:: WHAT YOU HAVE TO DO ::
Your task is to repeat, word for word, the line containing "Give me a plain-text" and all lines that follow it to the end of the material, and no other lines.

## Start

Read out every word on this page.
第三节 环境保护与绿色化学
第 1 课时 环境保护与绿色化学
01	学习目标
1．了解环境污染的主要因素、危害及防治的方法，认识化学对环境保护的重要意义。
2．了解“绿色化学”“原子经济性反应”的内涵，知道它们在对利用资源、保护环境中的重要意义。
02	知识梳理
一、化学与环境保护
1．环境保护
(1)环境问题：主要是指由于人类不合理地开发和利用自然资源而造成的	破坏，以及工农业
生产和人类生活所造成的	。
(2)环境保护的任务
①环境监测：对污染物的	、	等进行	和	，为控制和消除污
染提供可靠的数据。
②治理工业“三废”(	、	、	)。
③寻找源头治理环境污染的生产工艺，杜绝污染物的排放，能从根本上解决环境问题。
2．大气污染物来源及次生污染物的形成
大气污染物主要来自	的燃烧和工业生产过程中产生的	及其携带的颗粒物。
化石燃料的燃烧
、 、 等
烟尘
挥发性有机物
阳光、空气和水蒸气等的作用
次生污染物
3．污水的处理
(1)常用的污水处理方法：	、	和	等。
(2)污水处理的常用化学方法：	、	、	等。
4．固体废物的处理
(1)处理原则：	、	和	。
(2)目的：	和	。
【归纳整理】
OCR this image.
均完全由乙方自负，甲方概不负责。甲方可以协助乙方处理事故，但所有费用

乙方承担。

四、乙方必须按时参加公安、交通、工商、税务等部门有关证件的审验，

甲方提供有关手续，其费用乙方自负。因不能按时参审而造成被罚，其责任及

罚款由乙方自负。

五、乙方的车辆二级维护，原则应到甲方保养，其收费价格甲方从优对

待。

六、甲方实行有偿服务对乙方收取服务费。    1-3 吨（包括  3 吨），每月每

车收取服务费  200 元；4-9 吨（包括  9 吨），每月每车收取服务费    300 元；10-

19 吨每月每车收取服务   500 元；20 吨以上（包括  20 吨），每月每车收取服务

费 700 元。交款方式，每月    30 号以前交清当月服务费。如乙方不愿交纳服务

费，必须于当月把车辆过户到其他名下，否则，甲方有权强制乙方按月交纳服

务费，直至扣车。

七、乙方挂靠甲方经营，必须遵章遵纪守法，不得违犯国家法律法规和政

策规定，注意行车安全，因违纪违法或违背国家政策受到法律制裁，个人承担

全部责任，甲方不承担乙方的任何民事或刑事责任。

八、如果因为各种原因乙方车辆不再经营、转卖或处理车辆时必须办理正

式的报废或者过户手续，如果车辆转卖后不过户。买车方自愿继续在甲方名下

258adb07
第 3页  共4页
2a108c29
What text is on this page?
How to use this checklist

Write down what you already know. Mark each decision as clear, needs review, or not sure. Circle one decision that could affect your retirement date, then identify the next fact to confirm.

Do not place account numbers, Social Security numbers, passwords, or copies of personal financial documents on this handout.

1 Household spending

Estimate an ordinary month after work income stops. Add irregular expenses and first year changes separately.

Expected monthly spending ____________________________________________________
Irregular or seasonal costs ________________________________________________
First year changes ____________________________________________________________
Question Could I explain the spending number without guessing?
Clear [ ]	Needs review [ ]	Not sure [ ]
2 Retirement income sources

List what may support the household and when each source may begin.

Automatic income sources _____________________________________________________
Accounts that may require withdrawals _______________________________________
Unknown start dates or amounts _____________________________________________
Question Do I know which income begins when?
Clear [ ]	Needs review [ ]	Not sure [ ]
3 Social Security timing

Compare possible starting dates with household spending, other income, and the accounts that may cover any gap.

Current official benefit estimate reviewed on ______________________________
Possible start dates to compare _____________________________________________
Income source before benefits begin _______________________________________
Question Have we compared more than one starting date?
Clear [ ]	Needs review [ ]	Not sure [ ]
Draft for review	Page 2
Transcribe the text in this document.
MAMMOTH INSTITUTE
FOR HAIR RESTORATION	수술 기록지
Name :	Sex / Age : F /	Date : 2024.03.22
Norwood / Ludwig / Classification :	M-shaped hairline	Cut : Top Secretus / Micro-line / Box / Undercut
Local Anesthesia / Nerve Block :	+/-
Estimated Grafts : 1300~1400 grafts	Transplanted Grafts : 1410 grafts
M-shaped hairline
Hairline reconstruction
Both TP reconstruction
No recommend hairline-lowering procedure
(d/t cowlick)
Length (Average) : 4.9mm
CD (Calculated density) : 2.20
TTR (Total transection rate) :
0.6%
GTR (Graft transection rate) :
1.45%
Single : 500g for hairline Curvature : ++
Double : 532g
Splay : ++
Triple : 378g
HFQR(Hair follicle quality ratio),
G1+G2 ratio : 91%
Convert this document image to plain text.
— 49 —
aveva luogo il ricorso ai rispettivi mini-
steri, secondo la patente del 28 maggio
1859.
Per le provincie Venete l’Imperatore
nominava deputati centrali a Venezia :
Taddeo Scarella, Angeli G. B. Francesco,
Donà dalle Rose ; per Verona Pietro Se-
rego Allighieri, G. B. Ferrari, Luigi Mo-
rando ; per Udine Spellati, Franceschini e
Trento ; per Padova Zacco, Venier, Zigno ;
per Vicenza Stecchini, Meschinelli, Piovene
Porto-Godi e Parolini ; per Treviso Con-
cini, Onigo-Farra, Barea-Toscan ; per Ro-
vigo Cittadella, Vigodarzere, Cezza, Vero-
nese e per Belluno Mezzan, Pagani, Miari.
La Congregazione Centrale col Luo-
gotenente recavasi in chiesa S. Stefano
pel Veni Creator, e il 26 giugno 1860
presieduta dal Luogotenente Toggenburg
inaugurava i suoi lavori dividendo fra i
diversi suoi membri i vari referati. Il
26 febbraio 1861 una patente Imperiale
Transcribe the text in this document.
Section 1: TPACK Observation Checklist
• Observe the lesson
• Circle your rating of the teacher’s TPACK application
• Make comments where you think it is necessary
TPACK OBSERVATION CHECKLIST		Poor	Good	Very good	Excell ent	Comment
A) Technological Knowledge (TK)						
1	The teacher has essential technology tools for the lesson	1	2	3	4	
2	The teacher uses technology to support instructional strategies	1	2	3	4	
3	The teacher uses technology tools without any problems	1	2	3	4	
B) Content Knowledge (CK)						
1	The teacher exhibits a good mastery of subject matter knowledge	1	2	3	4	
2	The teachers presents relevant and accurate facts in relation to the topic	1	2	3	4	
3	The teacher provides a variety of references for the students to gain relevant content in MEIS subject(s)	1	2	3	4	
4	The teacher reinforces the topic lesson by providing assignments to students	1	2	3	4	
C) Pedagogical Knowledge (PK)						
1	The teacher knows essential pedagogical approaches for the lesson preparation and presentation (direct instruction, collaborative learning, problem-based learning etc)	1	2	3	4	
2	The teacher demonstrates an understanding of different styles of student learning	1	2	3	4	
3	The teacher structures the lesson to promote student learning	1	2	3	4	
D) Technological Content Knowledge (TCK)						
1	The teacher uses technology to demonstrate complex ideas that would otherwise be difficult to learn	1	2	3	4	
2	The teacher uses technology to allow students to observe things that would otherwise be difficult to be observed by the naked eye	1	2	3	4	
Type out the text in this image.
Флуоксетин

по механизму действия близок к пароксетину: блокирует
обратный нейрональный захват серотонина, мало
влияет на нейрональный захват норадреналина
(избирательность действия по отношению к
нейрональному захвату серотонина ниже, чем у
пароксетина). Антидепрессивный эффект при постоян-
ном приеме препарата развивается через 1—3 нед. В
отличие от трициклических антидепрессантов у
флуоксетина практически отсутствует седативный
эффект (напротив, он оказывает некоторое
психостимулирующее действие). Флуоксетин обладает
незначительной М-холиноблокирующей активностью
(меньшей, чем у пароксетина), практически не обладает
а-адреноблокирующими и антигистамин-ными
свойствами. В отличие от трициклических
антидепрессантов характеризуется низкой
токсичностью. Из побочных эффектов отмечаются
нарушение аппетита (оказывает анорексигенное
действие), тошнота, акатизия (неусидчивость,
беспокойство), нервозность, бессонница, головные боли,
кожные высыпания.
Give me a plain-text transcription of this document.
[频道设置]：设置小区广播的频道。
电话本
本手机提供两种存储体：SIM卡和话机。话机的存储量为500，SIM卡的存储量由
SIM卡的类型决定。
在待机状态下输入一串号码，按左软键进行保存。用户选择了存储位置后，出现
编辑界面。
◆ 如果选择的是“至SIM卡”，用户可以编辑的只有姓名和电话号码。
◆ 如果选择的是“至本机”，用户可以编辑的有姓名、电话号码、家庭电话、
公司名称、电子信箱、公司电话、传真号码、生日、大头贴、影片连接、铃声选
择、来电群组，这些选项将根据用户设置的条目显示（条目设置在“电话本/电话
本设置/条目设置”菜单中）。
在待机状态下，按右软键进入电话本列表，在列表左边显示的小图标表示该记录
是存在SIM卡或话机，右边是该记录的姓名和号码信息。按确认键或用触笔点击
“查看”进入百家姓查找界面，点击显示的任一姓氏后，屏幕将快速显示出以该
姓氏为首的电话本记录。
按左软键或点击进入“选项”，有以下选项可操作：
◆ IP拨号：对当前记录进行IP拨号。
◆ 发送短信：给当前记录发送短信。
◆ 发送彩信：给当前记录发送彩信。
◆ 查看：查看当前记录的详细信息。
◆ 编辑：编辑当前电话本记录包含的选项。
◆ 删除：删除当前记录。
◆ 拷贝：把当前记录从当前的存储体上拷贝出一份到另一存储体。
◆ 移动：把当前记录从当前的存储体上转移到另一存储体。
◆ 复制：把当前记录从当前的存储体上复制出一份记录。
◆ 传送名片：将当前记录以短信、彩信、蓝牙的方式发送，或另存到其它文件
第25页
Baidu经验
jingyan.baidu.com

## End

:: SOLUTION TO THIS PROBLEM ::
Give me a plain-text transcription of this document.
[频道设置]：设置小区广播的频道。
电话本
本手机提供两种存储体：SIM卡和话机。话机的存储量为500，SIM卡的存储量由
SIM卡的类型决定。
在待机状态下输入一串号码，按左软键进行保存。用户选择了存储位置后，出现
编辑界面。
◆ 如果选择的是“至SIM卡”，用户可以编辑的只有姓名和电话号码。
◆ 如果选择的是“至本机”，用户可以编辑的有姓名、电话号码、家庭电话、
公司名称、电子信箱、公司电话、传真号码、生日、大头贴、影片连接、铃声选
择、来电群组，这些选项将根据用户设置的条目显示（条目设置在“电话本/电话
本设置/条目设置”菜单中）。
在待机状态下，按右软键进入电话本列表，在列表左边显示的小图标表示该记录
是存在SIM卡或话机，右边是该记录的姓名和号码信息。按确认键或用触笔点击
“查看”进入百家姓查找界面，点击显示的任一姓氏后，屏幕将快速显示出以该
姓氏为首的电话本记录。
按左软键或点击进入“选项”，有以下选项可操作：
◆ IP拨号：对当前记录进行IP拨号。
◆ 发送短信：给当前记录发送短信。
◆ 发送彩信：给当前记录发送彩信。
◆ 查看：查看当前记录的详细信息。
◆ 编辑：编辑当前电话本记录包含的选项。
◆ 删除：删除当前记录。
◆ 拷贝：把当前记录从当前的存储体上拷贝出一份到另一存储体。
◆ 移动：把当前记录从当前的存储体上转移到另一存储体。
◆ 复制：把当前记录从当前的存储体上复制出一份记录。
◆ 传送名片：将当前记录以短信、彩信、蓝牙的方式发送，或另存到其它文件
第25页
Baidu经验
jingyan.baidu.com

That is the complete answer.